▸ DESCRIPTION OF THE TASK
Check each line of the records for "Asistente"; collect those that have it.

(Extracts from a graphics dataset)
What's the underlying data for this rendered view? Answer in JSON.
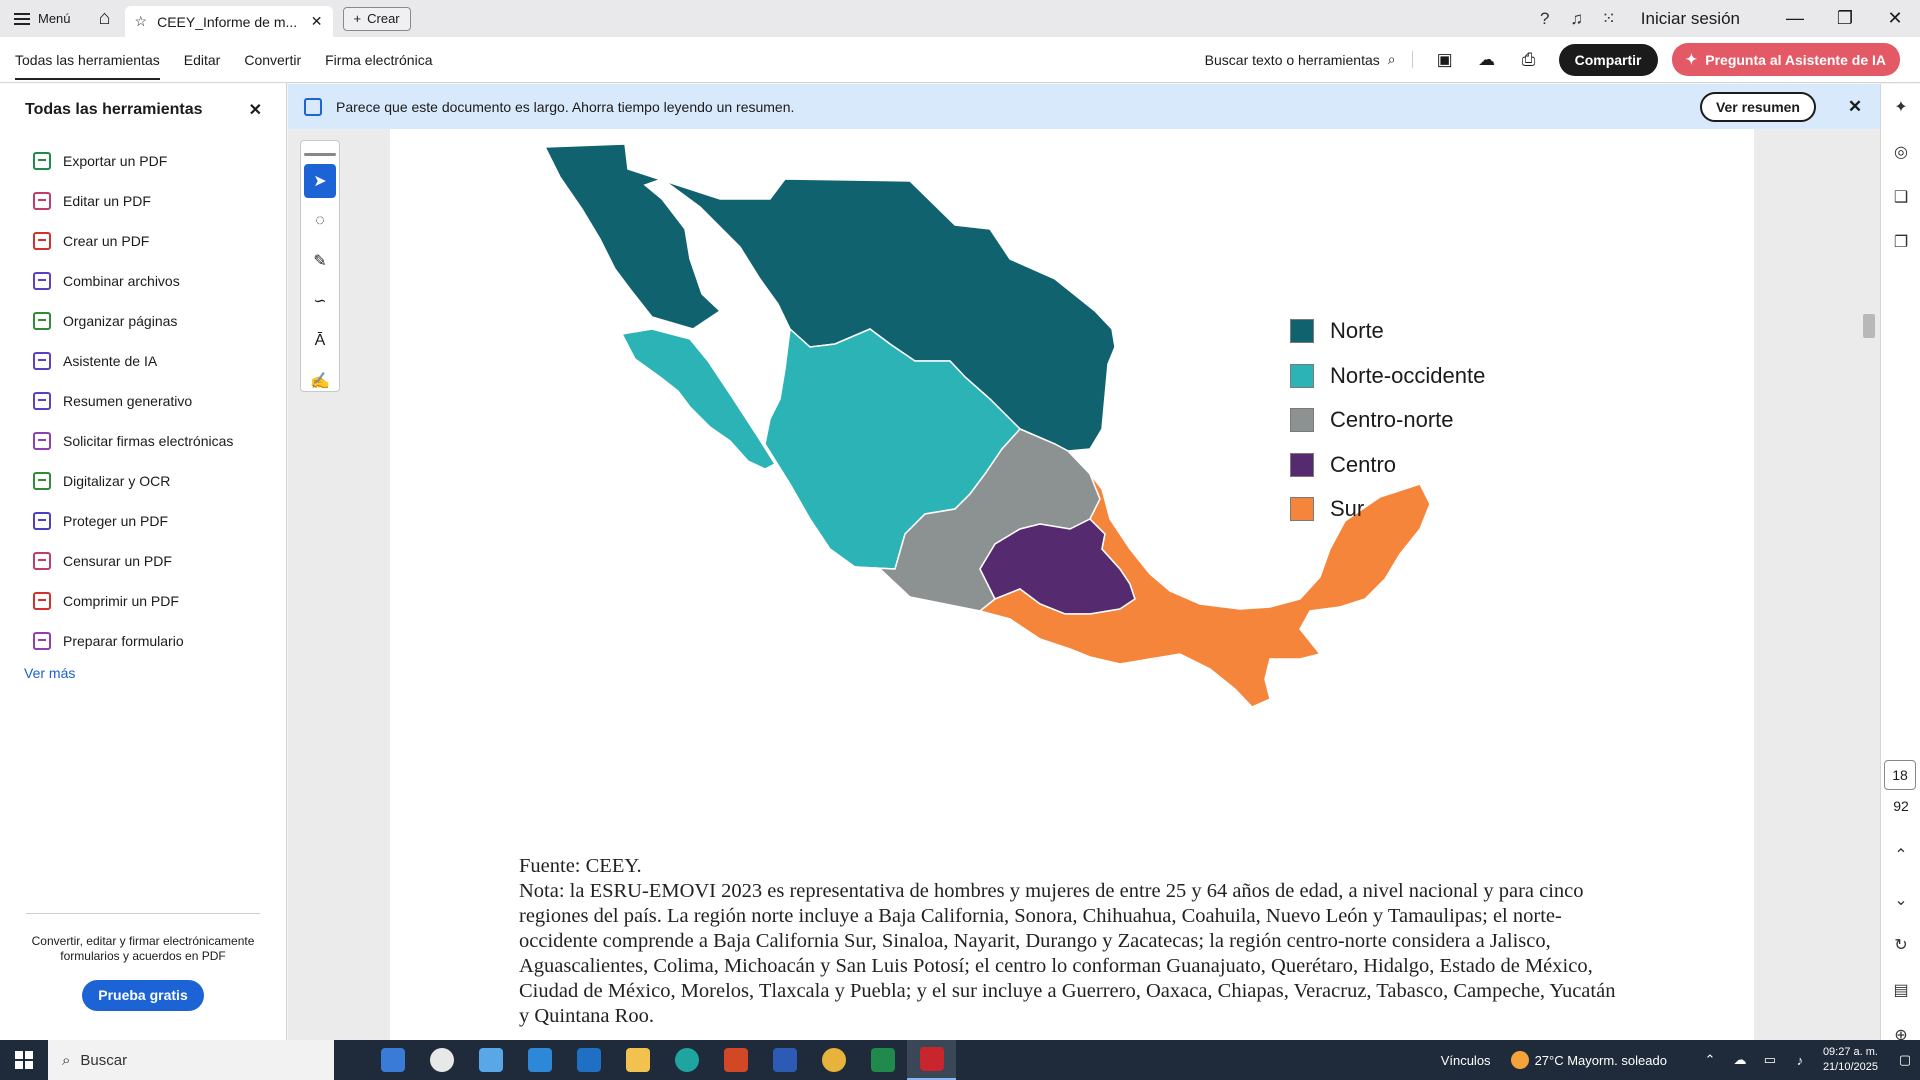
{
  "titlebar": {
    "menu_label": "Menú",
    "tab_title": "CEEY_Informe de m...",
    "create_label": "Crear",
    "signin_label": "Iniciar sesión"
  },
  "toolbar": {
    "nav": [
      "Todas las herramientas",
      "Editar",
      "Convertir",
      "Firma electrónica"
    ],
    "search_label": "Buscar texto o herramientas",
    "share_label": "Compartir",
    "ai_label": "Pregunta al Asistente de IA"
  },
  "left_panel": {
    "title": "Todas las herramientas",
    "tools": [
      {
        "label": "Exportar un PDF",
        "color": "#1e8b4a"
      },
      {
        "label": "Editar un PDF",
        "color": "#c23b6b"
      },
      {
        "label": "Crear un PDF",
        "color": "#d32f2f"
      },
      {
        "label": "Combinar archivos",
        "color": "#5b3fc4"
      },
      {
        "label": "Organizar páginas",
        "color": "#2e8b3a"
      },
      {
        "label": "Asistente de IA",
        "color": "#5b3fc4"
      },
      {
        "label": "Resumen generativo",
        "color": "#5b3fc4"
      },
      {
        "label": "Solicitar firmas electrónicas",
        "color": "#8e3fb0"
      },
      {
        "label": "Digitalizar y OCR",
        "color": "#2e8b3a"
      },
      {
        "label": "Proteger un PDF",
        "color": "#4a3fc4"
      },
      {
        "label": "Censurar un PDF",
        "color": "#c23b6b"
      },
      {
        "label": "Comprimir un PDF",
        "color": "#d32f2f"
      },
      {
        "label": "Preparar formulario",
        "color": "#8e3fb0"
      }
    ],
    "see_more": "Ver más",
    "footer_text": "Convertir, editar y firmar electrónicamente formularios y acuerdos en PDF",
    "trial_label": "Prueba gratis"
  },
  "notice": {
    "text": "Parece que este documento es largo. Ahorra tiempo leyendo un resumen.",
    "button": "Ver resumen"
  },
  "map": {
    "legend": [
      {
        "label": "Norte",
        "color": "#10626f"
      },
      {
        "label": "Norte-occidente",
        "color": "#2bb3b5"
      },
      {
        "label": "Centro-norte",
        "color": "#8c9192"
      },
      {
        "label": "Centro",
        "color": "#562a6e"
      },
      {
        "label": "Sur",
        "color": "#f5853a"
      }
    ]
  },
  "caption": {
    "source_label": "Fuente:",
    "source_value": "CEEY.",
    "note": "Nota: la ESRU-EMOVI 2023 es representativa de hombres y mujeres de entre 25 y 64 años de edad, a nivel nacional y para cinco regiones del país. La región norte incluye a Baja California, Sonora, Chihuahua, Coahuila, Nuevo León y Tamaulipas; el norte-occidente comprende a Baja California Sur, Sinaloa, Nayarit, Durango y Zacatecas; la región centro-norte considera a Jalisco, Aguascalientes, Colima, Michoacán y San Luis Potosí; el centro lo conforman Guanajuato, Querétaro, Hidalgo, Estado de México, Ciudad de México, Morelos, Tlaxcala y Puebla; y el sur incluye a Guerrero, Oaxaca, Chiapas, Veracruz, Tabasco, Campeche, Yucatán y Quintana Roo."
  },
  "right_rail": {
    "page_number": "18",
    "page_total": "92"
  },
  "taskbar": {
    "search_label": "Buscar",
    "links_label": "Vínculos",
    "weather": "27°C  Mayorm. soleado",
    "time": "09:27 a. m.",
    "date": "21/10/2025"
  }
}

▸ SOLUTION TO THE PROBLEM
    "ai_label": "Pregunta al Asistente de IA"
        "label": "Asistente de IA",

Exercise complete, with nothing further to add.